- _PROMPT_: Please copy every record below exactly, but leave the pictures out.

(AVAILABLE RECORDS begins)

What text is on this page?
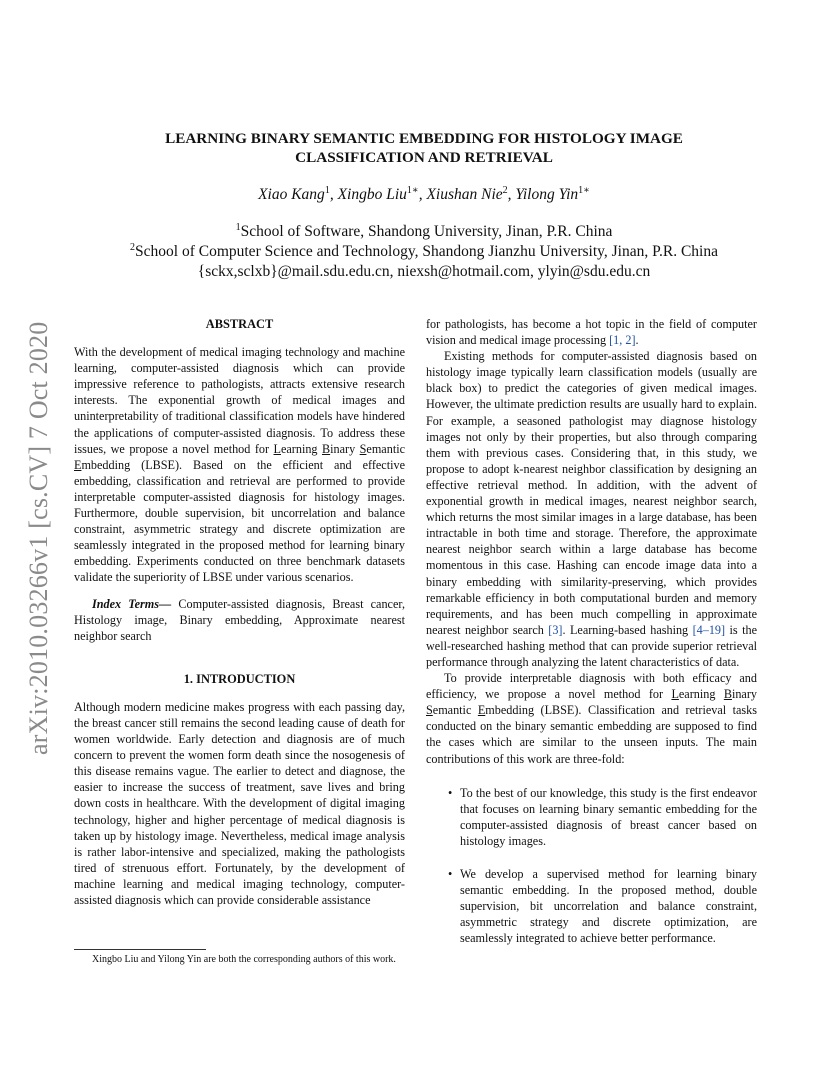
arXiv:2010.03266v1 [cs.CV] 7 Oct 2020
LEARNING BINARY SEMANTIC EMBEDDING FOR HISTOLOGY IMAGE
CLASSIFICATION AND RETRIEVAL
Xiao Kang$^1$, Xingbo Liu$^{1∗}$, Xiushan Nie$^2$, Yilong Yin$^{1∗}$
$^1$School of Software, Shandong University, Jinan, P.R. China
$^2$School of Computer Science and Technology, Shandong Jianzhu University, Jinan, P.R. China
{sckx,sclxb}@mail.sdu.edu.cn, niexsh@hotmail.com, ylyin@sdu.edu.cn
ABSTRACT

With the development of medical imaging technology and machine learning, computer-assisted diagnosis which can provide impressive reference to pathologists, attracts extensive research interests. The exponential growth of medical images and uninterpretability of traditional classification models have hindered the applications of computer-assisted diagnosis. To address these issues, we propose a novel method for Learning Binary Semantic Embedding (LBSE). Based on the efficient and effective embedding, classification and retrieval are performed to provide interpretable computer-assisted diagnosis for histology images. Furthermore, double supervision, bit uncorrelation and balance constraint, asymmetric strategy and discrete optimization are seamlessly integrated in the proposed method for learning binary embedding. Experiments conducted on three benchmark datasets validate the superiority of LBSE under various scenarios.

Index Terms— Computer-assisted diagnosis, Breast cancer, Histology image, Binary embedding, Approximate nearest neighbor search

1. INTRODUCTION

Although modern medicine makes progress with each passing day, the breast cancer still remains the second leading cause of death for women worldwide. Early detection and diagnosis are of much concern to prevent the women form death since the nosogenesis of this disease remains vague. The earlier to detect and diagnose, the easier to increase the success of treatment, save lives and bring down costs in healthcare. With the development of digital imaging technology, higher and higher percentage of medical diagnosis is taken up by histology image. Nevertheless, medical image analysis is rather labor-intensive and specialized, making the pathologists tired of strenuous effort. Fortunately, by the development of machine learning and medical imaging technology, computer-assisted diagnosis which can provide considerable assistance

Xingbo Liu and Yilong Yin are both the corresponding authors of this work.

for pathologists, has become a hot topic in the field of computer vision and medical image processing [1, 2].

Existing methods for computer-assisted diagnosis based on histology image typically learn classification models (usually are black box) to predict the categories of given medical images. However, the ultimate prediction results are usually hard to explain. For example, a seasoned pathologist may diagnose histology images not only by their properties, but also through comparing them with previous cases. Considering that, in this study, we propose to adopt k-nearest neighbor classification by designing an effective retrieval method. In addition, with the advent of exponential growth in medical images, nearest neighbor search, which returns the most similar images in a large database, has been intractable in both time and storage. Therefore, the approximate nearest neighbor search within a large database has become momentous in this case. Hashing can encode image data into a binary embedding with similarity-preserving, which provides remarkable efficiency in both computational burden and memory requirements, and has been much compelling in approximate nearest neighbor search [3]. Learning-based hashing [4–19] is the well-researched hashing method that can provide superior retrieval performance through analyzing the latent characteristics of data.

To provide interpretable diagnosis with both efficacy and efficiency, we propose a novel method for Learning Binary Semantic Embedding (LBSE). Classification and retrieval tasks conducted on the binary semantic embedding are supposed to find the cases which are similar to the unseen inputs. The main contributions of this work are three-fold:

• To the best of our knowledge, this study is the first endeavor that focuses on learning binary semantic embedding for the computer-assisted diagnosis of breast cancer based on histology images.
• We develop a supervised method for learning binary semantic embedding. In the proposed method, double supervision, bit uncorrelation and balance constraint, asymmetric strategy and discrete optimization, are seamlessly integrated to achieve better performance.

(AVAILABLE RECORDS ends)

- _OUTPUT OF THE EXERCISE_:
What text is on this page?
arXiv:2010.03266v1 [cs.CV] 7 Oct 2020
LEARNING BINARY SEMANTIC EMBEDDING FOR HISTOLOGY IMAGE
CLASSIFICATION AND RETRIEVAL
Xiao Kang$^1$, Xingbo Liu$^{1∗}$, Xiushan Nie$^2$, Yilong Yin$^{1∗}$
$^1$School of Software, Shandong University, Jinan, P.R. China
$^2$School of Computer Science and Technology, Shandong Jianzhu University, Jinan, P.R. China
{sckx,sclxb}@mail.sdu.edu.cn, niexsh@hotmail.com, ylyin@sdu.edu.cn
ABSTRACT

With the development of medical imaging technology and machine learning, computer-assisted diagnosis which can provide impressive reference to pathologists, attracts extensive research interests. The exponential growth of medical images and uninterpretability of traditional classification models have hindered the applications of computer-assisted diagnosis. To address these issues, we propose a novel method for Learning Binary Semantic Embedding (LBSE). Based on the efficient and effective embedding, classification and retrieval are performed to provide interpretable computer-assisted diagnosis for histology images. Furthermore, double supervision, bit uncorrelation and balance constraint, asymmetric strategy and discrete optimization are seamlessly integrated in the proposed method for learning binary embedding. Experiments conducted on three benchmark datasets validate the superiority of LBSE under various scenarios.

Index Terms— Computer-assisted diagnosis, Breast cancer, Histology image, Binary embedding, Approximate nearest neighbor search

1. INTRODUCTION

Although modern medicine makes progress with each passing day, the breast cancer still remains the second leading cause of death for women worldwide. Early detection and diagnosis are of much concern to prevent the women form death since the nosogenesis of this disease remains vague. The earlier to detect and diagnose, the easier to increase the success of treatment, save lives and bring down costs in healthcare. With the development of digital imaging technology, higher and higher percentage of medical diagnosis is taken up by histology image. Nevertheless, medical image analysis is rather labor-intensive and specialized, making the pathologists tired of strenuous effort. Fortunately, by the development of machine learning and medical imaging technology, computer-assisted diagnosis which can provide considerable assistance

Xingbo Liu and Yilong Yin are both the corresponding authors of this work.

for pathologists, has become a hot topic in the field of computer vision and medical image processing [1, 2].

Existing methods for computer-assisted diagnosis based on histology image typically learn classification models (usually are black box) to predict the categories of given medical images. However, the ultimate prediction results are usually hard to explain. For example, a seasoned pathologist may diagnose histology images not only by their properties, but also through comparing them with previous cases. Considering that, in this study, we propose to adopt k-nearest neighbor classification by designing an effective retrieval method. In addition, with the advent of exponential growth in medical images, nearest neighbor search, which returns the most similar images in a large database, has been intractable in both time and storage. Therefore, the approximate nearest neighbor search within a large database has become momentous in this case. Hashing can encode image data into a binary embedding with similarity-preserving, which provides remarkable efficiency in both computational burden and memory requirements, and has been much compelling in approximate nearest neighbor search [3]. Learning-based hashing [4–19] is the well-researched hashing method that can provide superior retrieval performance through analyzing the latent characteristics of data.

To provide interpretable diagnosis with both efficacy and efficiency, we propose a novel method for Learning Binary Semantic Embedding (LBSE). Classification and retrieval tasks conducted on the binary semantic embedding are supposed to find the cases which are similar to the unseen inputs. The main contributions of this work are three-fold:

• To the best of our knowledge, this study is the first endeavor that focuses on learning binary semantic embedding for the computer-assisted diagnosis of breast cancer based on histology images.
• We develop a supervised method for learning binary semantic embedding. In the proposed method, double supervision, bit uncorrelation and balance constraint, asymmetric strategy and discrete optimization, are seamlessly integrated to achieve better performance.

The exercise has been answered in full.